Scan the records for the string "farthest"; copy each line where it occurs.

++++ Data extract

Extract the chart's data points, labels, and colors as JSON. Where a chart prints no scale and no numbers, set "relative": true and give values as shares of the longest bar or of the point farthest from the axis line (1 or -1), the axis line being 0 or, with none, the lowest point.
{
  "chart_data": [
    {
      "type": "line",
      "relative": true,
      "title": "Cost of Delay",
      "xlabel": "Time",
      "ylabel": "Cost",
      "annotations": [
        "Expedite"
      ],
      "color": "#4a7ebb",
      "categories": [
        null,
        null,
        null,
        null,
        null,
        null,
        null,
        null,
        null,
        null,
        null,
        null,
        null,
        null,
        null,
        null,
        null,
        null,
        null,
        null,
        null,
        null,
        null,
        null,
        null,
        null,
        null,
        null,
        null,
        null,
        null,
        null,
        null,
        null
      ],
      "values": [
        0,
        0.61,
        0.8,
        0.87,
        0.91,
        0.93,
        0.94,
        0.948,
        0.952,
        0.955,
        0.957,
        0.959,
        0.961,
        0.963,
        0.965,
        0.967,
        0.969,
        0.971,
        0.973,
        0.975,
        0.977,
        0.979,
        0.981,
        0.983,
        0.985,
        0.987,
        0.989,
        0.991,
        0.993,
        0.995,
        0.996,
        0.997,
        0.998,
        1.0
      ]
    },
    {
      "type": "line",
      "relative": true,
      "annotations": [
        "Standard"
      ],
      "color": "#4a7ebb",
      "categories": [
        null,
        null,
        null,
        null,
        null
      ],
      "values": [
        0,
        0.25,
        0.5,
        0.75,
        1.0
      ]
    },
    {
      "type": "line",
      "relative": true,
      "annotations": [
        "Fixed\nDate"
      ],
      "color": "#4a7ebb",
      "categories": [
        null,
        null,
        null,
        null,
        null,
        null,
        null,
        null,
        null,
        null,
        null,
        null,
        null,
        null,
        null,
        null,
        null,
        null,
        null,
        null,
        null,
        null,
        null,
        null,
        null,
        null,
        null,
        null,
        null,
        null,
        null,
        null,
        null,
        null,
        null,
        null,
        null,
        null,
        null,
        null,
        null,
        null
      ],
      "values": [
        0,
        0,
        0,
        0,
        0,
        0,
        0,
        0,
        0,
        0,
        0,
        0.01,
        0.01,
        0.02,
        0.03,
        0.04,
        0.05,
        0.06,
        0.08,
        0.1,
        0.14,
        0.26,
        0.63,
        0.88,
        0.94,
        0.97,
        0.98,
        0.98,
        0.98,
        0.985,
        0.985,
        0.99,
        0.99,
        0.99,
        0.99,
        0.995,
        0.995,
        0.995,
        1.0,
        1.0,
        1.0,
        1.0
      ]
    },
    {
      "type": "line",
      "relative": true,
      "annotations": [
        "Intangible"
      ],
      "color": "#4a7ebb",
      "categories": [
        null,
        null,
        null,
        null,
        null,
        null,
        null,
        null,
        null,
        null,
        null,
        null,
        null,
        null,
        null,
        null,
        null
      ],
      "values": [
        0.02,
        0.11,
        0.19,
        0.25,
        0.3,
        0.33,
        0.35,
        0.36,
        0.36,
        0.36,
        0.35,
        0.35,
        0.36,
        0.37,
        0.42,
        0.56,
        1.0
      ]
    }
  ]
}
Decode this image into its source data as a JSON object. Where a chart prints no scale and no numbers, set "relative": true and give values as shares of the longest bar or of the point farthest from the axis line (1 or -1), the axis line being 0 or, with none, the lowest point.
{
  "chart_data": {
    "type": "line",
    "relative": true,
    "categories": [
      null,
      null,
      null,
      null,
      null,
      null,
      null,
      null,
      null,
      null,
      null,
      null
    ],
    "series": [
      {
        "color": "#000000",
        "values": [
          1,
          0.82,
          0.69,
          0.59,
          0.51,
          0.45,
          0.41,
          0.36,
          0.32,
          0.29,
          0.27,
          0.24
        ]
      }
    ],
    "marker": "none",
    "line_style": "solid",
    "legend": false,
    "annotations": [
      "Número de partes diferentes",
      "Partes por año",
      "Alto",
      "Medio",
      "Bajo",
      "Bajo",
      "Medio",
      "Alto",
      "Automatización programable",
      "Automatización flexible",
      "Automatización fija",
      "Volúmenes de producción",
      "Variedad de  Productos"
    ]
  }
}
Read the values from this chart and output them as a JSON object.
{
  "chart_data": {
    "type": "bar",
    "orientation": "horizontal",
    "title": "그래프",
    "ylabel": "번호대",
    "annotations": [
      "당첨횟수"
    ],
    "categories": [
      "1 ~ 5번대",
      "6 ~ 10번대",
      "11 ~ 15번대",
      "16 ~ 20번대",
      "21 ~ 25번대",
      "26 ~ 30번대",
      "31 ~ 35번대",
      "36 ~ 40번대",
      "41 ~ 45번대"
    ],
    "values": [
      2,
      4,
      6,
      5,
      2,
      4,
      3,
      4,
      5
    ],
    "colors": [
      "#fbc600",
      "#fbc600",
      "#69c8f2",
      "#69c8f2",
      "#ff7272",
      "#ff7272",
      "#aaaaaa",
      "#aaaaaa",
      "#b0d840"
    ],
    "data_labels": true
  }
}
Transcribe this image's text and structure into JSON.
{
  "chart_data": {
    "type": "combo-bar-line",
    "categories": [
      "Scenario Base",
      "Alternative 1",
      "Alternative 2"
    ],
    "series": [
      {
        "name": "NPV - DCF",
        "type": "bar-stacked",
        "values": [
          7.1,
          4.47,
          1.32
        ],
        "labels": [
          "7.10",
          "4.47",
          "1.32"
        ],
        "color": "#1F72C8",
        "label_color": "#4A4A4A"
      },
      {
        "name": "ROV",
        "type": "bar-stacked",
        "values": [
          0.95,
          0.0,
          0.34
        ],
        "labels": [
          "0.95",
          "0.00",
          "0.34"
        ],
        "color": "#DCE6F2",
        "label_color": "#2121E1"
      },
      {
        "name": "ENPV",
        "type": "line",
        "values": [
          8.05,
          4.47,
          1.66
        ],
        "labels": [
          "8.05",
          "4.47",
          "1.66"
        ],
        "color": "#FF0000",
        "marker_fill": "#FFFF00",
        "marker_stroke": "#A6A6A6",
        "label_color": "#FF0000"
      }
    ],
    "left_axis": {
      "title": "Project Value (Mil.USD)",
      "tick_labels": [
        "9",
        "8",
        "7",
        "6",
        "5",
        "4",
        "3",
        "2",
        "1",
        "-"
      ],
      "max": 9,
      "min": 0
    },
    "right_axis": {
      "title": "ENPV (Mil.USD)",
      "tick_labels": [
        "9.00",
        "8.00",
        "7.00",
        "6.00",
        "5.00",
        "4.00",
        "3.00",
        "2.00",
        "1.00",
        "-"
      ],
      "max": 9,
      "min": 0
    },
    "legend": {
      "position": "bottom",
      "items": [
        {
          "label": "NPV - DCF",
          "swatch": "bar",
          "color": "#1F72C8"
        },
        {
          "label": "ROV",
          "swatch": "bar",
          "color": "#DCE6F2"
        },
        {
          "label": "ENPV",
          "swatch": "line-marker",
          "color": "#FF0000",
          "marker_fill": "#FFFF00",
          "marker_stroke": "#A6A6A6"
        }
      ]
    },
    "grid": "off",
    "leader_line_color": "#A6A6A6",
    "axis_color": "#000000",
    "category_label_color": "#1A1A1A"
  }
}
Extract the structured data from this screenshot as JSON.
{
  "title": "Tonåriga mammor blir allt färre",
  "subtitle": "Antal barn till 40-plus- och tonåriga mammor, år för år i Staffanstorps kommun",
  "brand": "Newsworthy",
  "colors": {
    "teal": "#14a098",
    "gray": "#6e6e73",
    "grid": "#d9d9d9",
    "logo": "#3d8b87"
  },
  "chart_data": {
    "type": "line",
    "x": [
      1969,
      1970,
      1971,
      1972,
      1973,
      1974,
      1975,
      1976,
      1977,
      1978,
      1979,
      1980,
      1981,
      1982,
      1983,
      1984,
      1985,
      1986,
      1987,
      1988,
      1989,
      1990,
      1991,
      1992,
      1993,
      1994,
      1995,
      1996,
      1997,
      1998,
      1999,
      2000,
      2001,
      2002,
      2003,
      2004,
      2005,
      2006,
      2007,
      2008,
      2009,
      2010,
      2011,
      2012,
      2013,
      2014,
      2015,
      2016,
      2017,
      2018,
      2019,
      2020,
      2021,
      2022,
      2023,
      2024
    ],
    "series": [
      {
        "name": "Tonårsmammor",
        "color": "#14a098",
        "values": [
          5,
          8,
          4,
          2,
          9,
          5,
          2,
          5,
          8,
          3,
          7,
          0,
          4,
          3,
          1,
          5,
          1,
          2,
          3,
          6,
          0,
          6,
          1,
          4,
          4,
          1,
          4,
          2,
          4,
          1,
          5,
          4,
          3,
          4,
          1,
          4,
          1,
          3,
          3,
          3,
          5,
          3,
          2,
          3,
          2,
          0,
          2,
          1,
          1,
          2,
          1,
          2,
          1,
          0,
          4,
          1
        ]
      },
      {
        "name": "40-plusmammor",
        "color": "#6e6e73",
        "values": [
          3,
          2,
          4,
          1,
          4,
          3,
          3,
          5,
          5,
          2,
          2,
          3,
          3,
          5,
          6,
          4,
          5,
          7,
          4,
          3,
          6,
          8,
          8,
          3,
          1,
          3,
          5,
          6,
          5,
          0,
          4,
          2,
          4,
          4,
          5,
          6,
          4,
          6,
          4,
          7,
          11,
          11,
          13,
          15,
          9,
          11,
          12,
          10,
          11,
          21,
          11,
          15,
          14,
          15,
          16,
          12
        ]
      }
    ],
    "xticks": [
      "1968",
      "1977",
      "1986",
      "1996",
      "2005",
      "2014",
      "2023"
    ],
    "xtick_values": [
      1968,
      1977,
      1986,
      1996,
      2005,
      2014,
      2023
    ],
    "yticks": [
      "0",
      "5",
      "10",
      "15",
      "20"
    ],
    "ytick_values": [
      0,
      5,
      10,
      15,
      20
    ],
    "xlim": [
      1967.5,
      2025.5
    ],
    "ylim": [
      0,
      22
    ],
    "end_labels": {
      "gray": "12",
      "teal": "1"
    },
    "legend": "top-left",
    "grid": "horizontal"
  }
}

++++++++

Response to this exercise.
Extract the chart's data points, labels, and colors as JSON. Where a chart prints no scale and no numbers, set "relative": true and give values as shares of the longest bar or of the point farthest from the axis line (1 or -1), the axis line being 0 or, with none, the lowest point.
Decode this image into its source data as a JSON object. Where a chart prints no scale and no numbers, set "relative": true and give values as shares of the longest bar or of the point farthest from the axis line (1 or -1), the axis line being 0 or, with none, the lowest point.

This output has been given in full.